■ Textausschnitt ■
- - -

Lie Ning: Gar nicht! Das hat mich auch total überrascht, ich war noch im Senegal und das Video-Team hatte mir geschrieben, dass sie drei Monate in L.A. sind und was mit mir machen wollen. Und sie wussten nicht, dass ich ohnehin bald da sein würde. Ich hatte also sehr wenig Vorbereitungszeit. Wir haben also in anderthalb Wochen das gesamte Konzept geschrieben. Sie wussten aber nicht, dass das die Geschichte weitererzählen soll, die ich vorhin erwähnt habe. Dann habe ich noch eine gute Freundin gefragt, ob sie Zeit hat. Als schwarze queere Person war sie genau die Person, die mich abgeholt und berührt hat. Die Berührungen im Video waren total echt, ich habe so krass gezittert, als ich aus dem Ozean kam. Und sie hat mich stark angefasst und beruhigt. Es war so absurd.

MusikBlog: Das sieht man auf jeden Fall auch im Video. Ist es für dich denn herausfordernd, andere Personen so in deinem kreativen Prozess mit einzubeziehen oder ist das ohnehin deine Art, Kunst zu machen?

Lie Ning: Beides. Ich liebe Kollaborationen und ich liebe es, andere Perspektiven in meiner Arbeit zu sehen. Das einzige, was das mit ihr macht, ist sie noch reicher zu machen. Aber gleichzeitig ist mir sehr bewusst, welche Perspektiven ich reinlassen möchte. Teilweise habe ich Erfahrungen gemacht, die sich nicht gut angefühlt haben, deswegen schreibe ich auch viel in London. Ich mag diese Pop-Idee nicht, jeden Tag nach dem nächsten Hit zu suchen. Ich möchte Themen besprechen, die teilweise auch echt schwer sind. Dafür brauche ich Zeit und Leute, die sich darauf einlassen können.

MusikBlog: Klar, gerade in der Musikindustrie gerät man da oft auch an die falschen Leute. Gerade, weil du aus dem Tanz kommst, finde ich es sehr schön, dass du mit “offline” oder “love” die Disco-Tunes im Vordergrund hast. Was bedeutet dir Tanz bei deiner Musik?

- - -

■ Aufgabenblock ■
1. In welchem Zeitraum wurde laut dem Interview mit Lie Ning das gesamte Konzept für das Video geschrieben?
2. Gib bitte eine Stelle aus dem Interview mit Lie Ning wortgetreu wieder. Setze bei den Worten mit „MusikBlog: Das sieht“ ein und höre nach „Kunst zu machen?“ auf.

■ Einträge im Datensatz ■
- - -

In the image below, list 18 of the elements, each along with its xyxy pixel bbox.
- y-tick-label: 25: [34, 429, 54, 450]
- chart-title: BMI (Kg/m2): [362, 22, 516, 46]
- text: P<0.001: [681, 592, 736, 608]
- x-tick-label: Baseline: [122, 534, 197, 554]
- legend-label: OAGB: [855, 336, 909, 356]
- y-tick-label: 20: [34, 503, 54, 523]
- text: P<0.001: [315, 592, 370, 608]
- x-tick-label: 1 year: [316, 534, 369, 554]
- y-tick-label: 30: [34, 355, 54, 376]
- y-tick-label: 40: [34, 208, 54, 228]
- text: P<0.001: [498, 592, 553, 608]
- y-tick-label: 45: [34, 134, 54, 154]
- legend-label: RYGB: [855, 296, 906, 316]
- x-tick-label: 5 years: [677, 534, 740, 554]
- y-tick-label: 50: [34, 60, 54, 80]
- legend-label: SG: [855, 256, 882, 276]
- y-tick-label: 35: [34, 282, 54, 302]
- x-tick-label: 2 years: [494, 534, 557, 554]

- - -

■ Lösungen ■
1. In anderthalb Wochen.

2.
MusikBlog: Das sieht man auf jeden Fall auch im Video. Ist es für dich denn herausfordernd, andere Personen so in deinem kreativen Prozess mit einzubeziehen oder ist das ohnehin deine Art, Kunst zu machen?